◆ Written task ◆
Please state how many lines in the records contain the string "Junior", with no words besides the number.

◆ Input rows ◆
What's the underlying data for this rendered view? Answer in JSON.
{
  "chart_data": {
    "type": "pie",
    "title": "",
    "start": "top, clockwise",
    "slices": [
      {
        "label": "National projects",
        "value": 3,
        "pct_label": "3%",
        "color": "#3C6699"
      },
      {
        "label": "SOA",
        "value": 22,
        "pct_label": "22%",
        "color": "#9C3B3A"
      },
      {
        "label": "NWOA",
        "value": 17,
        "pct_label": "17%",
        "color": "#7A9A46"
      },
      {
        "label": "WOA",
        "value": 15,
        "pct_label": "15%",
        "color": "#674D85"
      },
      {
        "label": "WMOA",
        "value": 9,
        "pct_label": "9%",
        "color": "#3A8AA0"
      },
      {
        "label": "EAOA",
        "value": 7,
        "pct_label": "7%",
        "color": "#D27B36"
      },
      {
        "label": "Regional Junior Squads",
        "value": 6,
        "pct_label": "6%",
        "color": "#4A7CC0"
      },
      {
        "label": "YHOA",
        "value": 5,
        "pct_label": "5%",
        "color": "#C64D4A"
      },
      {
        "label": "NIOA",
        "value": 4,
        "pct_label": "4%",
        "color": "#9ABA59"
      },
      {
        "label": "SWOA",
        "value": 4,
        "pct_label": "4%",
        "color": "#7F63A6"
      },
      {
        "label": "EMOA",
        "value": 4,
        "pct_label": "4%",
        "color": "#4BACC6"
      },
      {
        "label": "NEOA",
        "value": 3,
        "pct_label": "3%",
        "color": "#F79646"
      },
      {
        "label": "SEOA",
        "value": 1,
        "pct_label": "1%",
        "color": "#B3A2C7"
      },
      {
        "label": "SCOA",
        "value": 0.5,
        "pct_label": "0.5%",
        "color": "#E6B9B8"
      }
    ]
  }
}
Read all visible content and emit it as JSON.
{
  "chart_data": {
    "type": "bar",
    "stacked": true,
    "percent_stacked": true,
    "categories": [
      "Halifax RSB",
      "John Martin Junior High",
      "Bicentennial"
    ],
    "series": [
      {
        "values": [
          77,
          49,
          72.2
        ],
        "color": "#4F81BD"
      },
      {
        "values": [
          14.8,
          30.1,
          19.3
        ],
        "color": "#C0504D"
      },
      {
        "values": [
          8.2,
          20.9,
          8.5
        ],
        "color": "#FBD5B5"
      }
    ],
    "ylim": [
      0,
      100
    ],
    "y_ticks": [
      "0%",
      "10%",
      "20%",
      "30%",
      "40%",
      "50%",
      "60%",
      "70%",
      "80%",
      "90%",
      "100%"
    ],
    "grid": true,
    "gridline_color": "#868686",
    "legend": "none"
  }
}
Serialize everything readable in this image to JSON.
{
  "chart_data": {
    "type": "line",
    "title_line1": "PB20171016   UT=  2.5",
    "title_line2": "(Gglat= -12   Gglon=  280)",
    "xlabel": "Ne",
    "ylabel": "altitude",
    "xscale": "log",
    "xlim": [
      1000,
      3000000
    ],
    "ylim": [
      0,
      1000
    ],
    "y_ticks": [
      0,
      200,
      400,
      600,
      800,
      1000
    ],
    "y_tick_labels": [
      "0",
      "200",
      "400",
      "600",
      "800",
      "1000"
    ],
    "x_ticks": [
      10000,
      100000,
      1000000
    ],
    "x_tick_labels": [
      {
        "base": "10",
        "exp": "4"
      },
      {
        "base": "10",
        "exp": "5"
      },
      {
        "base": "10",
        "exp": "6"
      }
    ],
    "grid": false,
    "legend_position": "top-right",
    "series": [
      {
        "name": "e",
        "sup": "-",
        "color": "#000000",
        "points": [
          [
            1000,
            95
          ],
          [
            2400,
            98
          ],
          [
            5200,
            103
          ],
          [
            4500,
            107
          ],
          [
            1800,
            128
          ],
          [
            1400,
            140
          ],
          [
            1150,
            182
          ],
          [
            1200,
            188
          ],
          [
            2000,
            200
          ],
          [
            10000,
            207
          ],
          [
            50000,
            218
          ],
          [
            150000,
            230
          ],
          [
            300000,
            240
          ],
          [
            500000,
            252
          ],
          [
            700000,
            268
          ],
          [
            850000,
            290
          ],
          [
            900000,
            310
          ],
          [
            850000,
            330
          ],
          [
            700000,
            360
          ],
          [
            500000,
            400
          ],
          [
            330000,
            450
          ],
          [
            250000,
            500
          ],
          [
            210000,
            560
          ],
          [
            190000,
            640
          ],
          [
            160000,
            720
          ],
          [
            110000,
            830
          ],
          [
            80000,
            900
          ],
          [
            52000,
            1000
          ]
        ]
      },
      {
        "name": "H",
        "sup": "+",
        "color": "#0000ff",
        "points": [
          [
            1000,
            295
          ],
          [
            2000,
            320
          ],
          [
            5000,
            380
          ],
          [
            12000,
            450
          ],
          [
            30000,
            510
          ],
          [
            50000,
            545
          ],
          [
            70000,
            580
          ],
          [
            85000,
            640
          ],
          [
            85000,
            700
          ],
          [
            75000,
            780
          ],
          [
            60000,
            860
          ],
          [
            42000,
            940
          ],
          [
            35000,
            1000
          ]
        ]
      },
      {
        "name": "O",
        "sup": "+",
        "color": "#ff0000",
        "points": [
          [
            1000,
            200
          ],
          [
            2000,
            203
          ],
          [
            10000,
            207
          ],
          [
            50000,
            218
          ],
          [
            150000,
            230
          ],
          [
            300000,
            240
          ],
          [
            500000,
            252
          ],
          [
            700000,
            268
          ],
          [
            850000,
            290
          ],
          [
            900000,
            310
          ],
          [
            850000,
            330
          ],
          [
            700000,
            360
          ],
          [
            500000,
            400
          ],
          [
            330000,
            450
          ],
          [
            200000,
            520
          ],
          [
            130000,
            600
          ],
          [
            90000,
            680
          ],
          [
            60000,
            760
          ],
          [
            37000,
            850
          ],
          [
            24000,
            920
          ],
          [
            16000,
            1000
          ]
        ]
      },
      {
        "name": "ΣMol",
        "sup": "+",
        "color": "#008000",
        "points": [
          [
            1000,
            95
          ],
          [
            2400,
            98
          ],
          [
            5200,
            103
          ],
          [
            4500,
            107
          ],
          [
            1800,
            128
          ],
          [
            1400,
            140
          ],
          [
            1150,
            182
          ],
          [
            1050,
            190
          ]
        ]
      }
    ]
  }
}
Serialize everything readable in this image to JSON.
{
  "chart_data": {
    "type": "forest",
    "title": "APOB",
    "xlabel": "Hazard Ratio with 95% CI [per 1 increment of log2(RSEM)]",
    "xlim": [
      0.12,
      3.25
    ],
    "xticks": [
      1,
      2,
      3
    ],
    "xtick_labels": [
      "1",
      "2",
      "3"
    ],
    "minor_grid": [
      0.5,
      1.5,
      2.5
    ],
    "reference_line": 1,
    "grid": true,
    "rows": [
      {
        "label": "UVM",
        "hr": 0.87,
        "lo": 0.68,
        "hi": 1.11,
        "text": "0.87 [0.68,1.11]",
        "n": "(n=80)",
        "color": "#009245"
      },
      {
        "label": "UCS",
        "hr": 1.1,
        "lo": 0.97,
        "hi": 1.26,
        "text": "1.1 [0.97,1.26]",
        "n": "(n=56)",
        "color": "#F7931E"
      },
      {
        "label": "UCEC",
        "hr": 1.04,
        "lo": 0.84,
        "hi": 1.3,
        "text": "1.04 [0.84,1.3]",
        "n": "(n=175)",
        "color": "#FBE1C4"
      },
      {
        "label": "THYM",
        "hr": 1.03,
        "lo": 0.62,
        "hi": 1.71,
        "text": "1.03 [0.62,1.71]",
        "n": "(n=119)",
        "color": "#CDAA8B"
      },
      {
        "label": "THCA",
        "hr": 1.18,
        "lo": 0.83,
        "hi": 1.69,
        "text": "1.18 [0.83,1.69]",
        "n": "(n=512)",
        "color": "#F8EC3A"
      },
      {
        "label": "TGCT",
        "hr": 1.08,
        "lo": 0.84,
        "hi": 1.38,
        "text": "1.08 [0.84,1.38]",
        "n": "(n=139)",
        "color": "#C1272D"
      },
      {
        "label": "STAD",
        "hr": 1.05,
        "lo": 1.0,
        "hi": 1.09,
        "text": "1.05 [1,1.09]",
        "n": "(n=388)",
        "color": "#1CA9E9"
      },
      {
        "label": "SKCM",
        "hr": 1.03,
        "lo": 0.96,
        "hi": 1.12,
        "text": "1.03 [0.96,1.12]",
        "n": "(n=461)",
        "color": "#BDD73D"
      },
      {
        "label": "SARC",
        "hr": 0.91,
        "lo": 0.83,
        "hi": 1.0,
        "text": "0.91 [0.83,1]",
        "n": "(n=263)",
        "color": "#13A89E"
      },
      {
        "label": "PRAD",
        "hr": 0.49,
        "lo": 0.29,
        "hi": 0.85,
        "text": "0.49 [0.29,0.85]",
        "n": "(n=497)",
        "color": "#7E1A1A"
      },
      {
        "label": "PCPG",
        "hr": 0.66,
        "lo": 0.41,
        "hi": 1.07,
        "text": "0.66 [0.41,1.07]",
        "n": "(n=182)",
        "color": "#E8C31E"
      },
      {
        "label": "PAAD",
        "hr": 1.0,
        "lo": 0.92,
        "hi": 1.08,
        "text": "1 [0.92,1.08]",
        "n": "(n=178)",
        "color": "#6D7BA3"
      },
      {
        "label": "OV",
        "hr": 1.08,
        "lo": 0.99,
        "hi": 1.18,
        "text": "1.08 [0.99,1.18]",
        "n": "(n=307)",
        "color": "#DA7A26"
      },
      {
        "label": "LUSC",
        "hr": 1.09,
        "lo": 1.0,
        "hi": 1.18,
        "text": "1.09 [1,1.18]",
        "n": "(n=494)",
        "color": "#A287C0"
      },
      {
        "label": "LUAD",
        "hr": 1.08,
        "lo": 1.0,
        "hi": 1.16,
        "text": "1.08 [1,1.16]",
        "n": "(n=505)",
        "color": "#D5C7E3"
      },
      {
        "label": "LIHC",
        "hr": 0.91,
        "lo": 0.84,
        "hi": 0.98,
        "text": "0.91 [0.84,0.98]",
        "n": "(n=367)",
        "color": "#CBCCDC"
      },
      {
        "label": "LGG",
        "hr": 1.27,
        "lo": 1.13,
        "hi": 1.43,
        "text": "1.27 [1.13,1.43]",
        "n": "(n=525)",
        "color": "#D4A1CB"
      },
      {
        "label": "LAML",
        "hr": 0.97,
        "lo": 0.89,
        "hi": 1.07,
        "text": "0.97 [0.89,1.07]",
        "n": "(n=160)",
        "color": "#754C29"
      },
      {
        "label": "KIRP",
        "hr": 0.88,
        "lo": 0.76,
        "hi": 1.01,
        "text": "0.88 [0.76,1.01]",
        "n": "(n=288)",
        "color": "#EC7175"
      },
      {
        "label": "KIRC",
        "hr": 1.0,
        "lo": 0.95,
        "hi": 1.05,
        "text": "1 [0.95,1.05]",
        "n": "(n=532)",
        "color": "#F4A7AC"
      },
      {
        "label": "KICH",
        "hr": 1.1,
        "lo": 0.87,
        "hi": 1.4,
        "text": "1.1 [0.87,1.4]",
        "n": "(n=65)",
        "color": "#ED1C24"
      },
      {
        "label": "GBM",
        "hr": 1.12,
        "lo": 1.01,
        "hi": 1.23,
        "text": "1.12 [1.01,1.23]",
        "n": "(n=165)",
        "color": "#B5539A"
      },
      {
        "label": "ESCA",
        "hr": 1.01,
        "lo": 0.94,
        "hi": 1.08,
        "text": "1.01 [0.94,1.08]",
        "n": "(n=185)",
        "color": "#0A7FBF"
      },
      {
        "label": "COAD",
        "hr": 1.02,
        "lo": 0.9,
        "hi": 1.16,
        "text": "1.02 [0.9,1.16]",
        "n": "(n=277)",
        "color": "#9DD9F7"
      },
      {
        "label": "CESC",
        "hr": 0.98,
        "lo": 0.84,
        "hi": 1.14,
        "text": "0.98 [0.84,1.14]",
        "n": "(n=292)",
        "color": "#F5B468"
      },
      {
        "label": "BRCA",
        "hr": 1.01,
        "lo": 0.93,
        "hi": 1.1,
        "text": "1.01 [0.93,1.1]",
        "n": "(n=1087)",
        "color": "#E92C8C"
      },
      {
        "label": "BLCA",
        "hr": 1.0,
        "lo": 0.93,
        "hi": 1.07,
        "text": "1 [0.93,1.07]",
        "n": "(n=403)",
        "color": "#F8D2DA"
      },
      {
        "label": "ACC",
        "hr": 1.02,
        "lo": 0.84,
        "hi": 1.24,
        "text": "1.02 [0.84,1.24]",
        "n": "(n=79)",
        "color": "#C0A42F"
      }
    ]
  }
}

◆ Written solution ◆
2